Text passage:

::::

There is an ongoing debate over the closing of America's most notorious detainment/torture center at Guantanamo and the legality and efficacy of using torture to extract "information" from detainees in that and other facilities.

In a piece in this morning's Washington Post titled Torture? Prosecute Us, Too Richard Cohen leads with this:

"The past is a foreign country; they do things differently there." So goes an aphorism that needs to be applied to the current debate over whether those who authorized and used torture should be prosecuted. In the very different country called Sept. 11, 2001, the answer would be a resounding no.

Contrary to what has become the accepted noise, "the world" did not "change" on 9/11. Our laws, our treaties and international agreements as well as our values remained. We did not become a "very different country" on September 12, 2001 despite Mr. Cohen's (and others) claim.

In many ways it is our body of law that binds the past, present and future. The rule of law gives constancy to our "values." Laws may change but the process of change is, and should be reasoned and deliberate, not an impassioned reaction to the events of the day. That kind of reaction to the passions of the moment is the path of the lynch mob.

If, as is said in legal circles, "big cases make for bad law," the events of 9/11 and the rapid changes in our laws and public policy that resulted from the reaction to those events gives us the mother of all examples of the aphorism.  An extremely big case led to a series of terrible revisions of our laws.

Among the legion of egregious errors committed by the last Republican administration was the naming of the war that it proposed to fight following the criminal destruction of the World Trade Center, the attack on the Pentagon and the downing of a fourth commercial airliner in a Pennsylvania pasture.

As has been pointed out numerous times "War on Terror" is an unfortunate term which calls for a war on a tactic: terror. You can no more fight a war against "terror" than you can fight a war against "covering fire," "encirclement" "camouflage" or "surprise."

Bush, Rumsfeld, Cheney and the Goebbelian PR squad in the White House basement used the term "terror" more for its perceived effectiveness in arousing the public than for any accuracy in describing their strategy, or as Bush put it, "strategery." It was in the Bush White House that the ad boys gave the word a capital "T" and used it as their "brand" for instilling public fear and acquiescence in nearly any act that they chose to carry out over the ensuing seven years.

The attacks on September 11, 2001 involved specific criminal acts, all of which are spelled out in federal and state law and punishable by lengthy prison terms up to and including life in prison. Under federal law, death penalty statutes would apply for the murder of the thousands of victims of the crimes.

When the World trade center was bombed the first time in 1993 the crime was investigated by the NYPD, the ATF and the FBI with the help, no doubt, of other agencies both here and abroad. A thorough investigation by law enforcement professionals resulted in the arrest, conviction and life sentences for the criminals involved.

The Marines were not sent in, nor were the Army and Navy deployed in force and the country did not go to war. Rather than launching a full scale campaign of "shock and awe," the Clinton administration, in its wisdom, effectively, sent in "Columbo."

Following the crimes of 9/11 the mindset of our "leadership" was very different; actually, it now seems that the minds were made up before the event, made up in fact even before the 2000 election.

::::

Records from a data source
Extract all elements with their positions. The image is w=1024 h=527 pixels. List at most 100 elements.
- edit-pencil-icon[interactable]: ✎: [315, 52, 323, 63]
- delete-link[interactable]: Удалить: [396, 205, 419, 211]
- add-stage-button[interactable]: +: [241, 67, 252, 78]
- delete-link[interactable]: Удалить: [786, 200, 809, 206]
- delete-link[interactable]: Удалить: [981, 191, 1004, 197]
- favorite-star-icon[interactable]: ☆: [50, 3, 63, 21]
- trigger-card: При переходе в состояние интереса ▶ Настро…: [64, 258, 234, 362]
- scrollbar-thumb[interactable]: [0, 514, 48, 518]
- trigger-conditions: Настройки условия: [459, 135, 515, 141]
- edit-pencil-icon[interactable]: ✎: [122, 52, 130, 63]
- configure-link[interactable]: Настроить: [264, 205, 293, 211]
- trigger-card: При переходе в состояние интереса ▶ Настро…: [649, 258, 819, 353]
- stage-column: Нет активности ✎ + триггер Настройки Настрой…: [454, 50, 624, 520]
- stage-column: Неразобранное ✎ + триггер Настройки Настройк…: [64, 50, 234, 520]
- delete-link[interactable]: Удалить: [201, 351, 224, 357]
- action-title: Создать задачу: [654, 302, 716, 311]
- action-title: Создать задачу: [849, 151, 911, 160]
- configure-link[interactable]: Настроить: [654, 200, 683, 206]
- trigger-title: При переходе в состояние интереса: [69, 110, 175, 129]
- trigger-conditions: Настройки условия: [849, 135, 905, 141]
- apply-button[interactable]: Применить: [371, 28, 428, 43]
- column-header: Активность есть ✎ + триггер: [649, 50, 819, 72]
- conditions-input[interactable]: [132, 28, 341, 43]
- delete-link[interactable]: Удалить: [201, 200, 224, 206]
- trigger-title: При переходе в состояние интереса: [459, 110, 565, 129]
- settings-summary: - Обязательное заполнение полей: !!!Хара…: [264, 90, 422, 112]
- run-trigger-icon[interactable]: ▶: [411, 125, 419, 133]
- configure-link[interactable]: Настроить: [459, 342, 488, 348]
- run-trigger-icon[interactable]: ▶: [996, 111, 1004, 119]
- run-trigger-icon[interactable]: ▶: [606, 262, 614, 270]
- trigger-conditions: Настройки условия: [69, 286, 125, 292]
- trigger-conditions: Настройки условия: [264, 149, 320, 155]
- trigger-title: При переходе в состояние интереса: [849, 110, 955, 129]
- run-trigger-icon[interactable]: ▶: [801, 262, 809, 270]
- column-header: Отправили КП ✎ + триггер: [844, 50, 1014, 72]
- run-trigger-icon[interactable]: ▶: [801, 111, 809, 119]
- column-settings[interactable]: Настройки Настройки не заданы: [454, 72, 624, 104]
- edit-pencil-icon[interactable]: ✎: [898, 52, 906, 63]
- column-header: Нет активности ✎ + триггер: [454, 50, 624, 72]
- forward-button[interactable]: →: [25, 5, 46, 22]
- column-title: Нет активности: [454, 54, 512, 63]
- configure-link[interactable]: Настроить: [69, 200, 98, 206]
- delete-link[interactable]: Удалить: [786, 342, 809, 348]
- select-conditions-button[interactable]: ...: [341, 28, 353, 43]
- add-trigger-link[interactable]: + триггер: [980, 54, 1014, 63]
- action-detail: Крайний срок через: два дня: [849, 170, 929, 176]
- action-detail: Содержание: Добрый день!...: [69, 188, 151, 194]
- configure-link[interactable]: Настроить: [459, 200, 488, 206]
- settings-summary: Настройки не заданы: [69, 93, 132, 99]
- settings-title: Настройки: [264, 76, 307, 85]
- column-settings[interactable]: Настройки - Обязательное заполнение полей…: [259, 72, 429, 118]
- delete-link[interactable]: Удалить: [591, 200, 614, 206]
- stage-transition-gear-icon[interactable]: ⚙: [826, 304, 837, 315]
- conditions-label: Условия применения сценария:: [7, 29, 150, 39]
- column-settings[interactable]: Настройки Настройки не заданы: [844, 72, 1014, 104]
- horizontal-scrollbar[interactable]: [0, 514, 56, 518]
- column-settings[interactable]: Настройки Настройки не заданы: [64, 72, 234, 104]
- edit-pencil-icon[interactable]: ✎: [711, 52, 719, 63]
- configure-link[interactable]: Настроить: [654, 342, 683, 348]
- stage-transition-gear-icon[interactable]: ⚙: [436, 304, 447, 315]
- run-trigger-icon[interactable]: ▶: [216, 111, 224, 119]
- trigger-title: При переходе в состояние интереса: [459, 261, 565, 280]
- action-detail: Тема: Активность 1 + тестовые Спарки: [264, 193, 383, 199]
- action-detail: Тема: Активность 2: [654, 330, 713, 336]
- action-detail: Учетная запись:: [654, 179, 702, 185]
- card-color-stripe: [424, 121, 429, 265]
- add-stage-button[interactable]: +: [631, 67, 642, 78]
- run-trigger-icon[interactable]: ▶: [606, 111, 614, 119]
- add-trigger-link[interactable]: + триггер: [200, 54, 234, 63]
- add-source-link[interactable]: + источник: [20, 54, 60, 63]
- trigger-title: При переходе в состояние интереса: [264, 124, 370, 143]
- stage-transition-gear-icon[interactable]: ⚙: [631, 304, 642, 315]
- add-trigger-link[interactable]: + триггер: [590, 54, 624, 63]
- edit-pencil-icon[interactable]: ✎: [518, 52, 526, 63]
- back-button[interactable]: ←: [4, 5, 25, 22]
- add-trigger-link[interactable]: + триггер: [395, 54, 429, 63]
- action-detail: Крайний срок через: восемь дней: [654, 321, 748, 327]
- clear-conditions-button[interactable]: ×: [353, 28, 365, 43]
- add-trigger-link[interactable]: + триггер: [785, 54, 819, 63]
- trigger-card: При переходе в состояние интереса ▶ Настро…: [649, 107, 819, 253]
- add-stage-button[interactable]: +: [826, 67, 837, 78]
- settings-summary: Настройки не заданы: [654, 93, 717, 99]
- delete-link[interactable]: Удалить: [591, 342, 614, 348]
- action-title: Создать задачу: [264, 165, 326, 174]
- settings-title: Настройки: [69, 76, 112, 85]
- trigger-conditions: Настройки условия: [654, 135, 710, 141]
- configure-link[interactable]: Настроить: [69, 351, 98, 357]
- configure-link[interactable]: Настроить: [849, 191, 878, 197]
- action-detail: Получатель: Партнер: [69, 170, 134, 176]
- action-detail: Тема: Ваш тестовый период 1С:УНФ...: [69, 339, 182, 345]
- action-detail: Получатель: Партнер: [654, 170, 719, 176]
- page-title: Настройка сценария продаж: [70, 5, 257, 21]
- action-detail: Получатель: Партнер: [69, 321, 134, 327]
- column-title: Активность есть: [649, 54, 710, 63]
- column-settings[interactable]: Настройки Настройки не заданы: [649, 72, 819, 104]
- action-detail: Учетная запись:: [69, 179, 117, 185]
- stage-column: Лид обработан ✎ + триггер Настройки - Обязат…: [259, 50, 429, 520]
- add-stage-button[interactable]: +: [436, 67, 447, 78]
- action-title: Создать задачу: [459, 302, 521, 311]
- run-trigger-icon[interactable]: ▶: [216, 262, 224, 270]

::::

Problems and tasks:
**A.** According to the essay on torture and Guantanamo, which agencies investigated the 1993 bombing of the World Trade Center?
**B.** Put this sentence from the essay on torture and Guantanamo into Spanish: "In many ways it is our body of law that binds the past, present and future."

Answers in order:
**A.** The NYPD, the ATF and the FBI.

**B.** En muchos sentidos, es nuestro conjunto de leyes lo que une el pasado, el presente y el futuro.